**INSTRUCTIONS**
A. Reproduce the passage of the forum post on large-scale Bachmann engines and track between "The only Bach" and "sorts of issues.", inclusive.
B. Answer these questions from the forum post on large-scale Bachmann engines and track, one answer per line:
(i) Which Phoenix version does the post recommend?
(ii) What does the post say to use inside the joiners of brass track?
(iii) What did the writer do with their own Bachmann tin track?
C. Continue the forum post on large-scale Bachmann engines and track from the point where it stops.

**DOCUMENT SECTION**
****************************************
The only Bach LS with any bell and whistle that I know of out of the box is or was SOME of the three truck Shays....and unless you have DCC, you cannot trigger bell or whistle, nor adjust volume on the Quasinami (being designed and built by Soundtraxx to Bachmann/Kader's specifications....almost a Tsunami, but not quite).
The 4-6-0's, the smaller engines had a phony "chuff" system...later ones having volume control.
At one point in my life I repaired engines for a restaurant that used trains......and I have all the totally shot track and wood supports from another that went belly up.
You can add a Phoenix to any.....use the P9 version, as it has a battery backup for track power situations, whilst the P8 does not (dcc and radio/battery systems).
Buy a track cleaning car.
Do NOT use the Bachmann tin track....way too tight of radius, will rust and develop all sorts of issues.
Threw all mine out.
Brass will work well, but you need to clamp all the joints and use conductive grease/paste inside the joiners.
Brass track will eventually wear....mostly if you sand it to clean it.
****************************************
**RECORD EXTRACTS**
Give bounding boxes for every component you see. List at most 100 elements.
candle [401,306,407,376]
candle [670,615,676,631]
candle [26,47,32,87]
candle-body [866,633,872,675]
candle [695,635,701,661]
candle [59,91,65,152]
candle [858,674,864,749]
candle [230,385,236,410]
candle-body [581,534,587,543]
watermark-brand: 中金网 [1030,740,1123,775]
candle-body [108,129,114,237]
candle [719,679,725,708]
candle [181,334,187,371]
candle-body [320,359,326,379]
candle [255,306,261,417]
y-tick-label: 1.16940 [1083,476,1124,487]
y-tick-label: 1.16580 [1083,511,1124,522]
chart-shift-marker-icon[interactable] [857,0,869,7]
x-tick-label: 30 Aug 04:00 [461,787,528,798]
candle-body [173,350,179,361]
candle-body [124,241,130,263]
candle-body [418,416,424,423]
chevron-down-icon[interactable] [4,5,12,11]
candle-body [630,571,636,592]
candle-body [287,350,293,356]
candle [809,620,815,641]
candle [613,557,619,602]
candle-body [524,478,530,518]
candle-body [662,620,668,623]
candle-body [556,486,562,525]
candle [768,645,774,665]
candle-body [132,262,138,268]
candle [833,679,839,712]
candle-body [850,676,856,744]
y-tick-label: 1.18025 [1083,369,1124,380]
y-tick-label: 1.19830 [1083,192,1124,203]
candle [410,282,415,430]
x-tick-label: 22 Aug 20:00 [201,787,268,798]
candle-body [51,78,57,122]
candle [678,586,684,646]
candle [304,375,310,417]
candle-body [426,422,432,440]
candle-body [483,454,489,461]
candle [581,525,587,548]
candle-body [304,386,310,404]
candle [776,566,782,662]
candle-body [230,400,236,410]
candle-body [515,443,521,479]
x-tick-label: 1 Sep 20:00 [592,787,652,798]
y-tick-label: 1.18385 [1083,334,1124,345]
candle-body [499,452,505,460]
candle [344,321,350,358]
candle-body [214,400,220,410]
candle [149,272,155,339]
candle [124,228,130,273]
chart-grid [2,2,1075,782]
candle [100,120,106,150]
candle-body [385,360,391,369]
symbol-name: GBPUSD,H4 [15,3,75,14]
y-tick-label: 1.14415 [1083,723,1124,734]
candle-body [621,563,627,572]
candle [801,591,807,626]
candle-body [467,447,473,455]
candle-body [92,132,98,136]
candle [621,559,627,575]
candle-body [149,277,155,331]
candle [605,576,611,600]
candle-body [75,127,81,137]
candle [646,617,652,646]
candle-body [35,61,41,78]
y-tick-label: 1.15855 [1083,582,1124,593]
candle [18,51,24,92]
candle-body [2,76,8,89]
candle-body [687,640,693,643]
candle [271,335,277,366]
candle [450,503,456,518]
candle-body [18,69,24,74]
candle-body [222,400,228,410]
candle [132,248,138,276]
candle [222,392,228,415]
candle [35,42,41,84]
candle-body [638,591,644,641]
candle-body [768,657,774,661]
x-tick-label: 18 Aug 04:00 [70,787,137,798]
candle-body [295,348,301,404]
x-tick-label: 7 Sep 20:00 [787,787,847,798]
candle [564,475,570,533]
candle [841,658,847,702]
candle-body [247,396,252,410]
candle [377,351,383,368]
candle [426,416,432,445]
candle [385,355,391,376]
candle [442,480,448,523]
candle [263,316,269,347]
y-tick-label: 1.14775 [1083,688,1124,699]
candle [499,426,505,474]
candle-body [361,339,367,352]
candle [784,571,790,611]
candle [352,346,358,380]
****************************************
**ANSWERS TO THE EXERCISE**
A.
The only Bach LS with any bell and whistle that I know of out of the box is or was SOME of the three truck Shays....and unless you have DCC, you cannot trigger bell or whistle, nor adjust volume on the Quasinami (being designed and built by Soundtraxx to Bachmann/Kader's specifications....almost a Tsunami, but not quite).
The 4-6-0's, the smaller engines had a phony "chuff" system...later ones having volume control.
At one point in my life I repaired engines for a restaurant that used trains......and I have all the totally shot track and wood supports from another that went belly up.
You can add a Phoenix to any.....use the P9 version, as it has a battery backup for track power situations, whilst the P8 does not (dcc and radio/battery systems).
Buy a track cleaning car.
Do NOT use the Bachmann tin track....way too tight of radius, will rust and develop all sorts of issues.

B.
(i) The P9 version.
(ii) Conductive grease or paste.
(iii) Threw it all out.

C.
It will not wear the wheels and flanges out.
Stainless will need almost no maintenance, but will wear the wheels and flanges out, especially plastic.

Dave


----------



## zorba (Aug 6, 2012)

dont get me wrong, i rekon having a train as a decoration in a restaurant is an awesome idea. but if customers are getting annoyed at a bell, having a train whistle isnt going to solve your problem. sure it may be a novelty at frist, but an hour into the meal hearing it over and over again might get on peoples nerves. (wouldnt bother me, but gauging the clientelle of this place from the OP then it is enevitable).

i would suggest something like this.....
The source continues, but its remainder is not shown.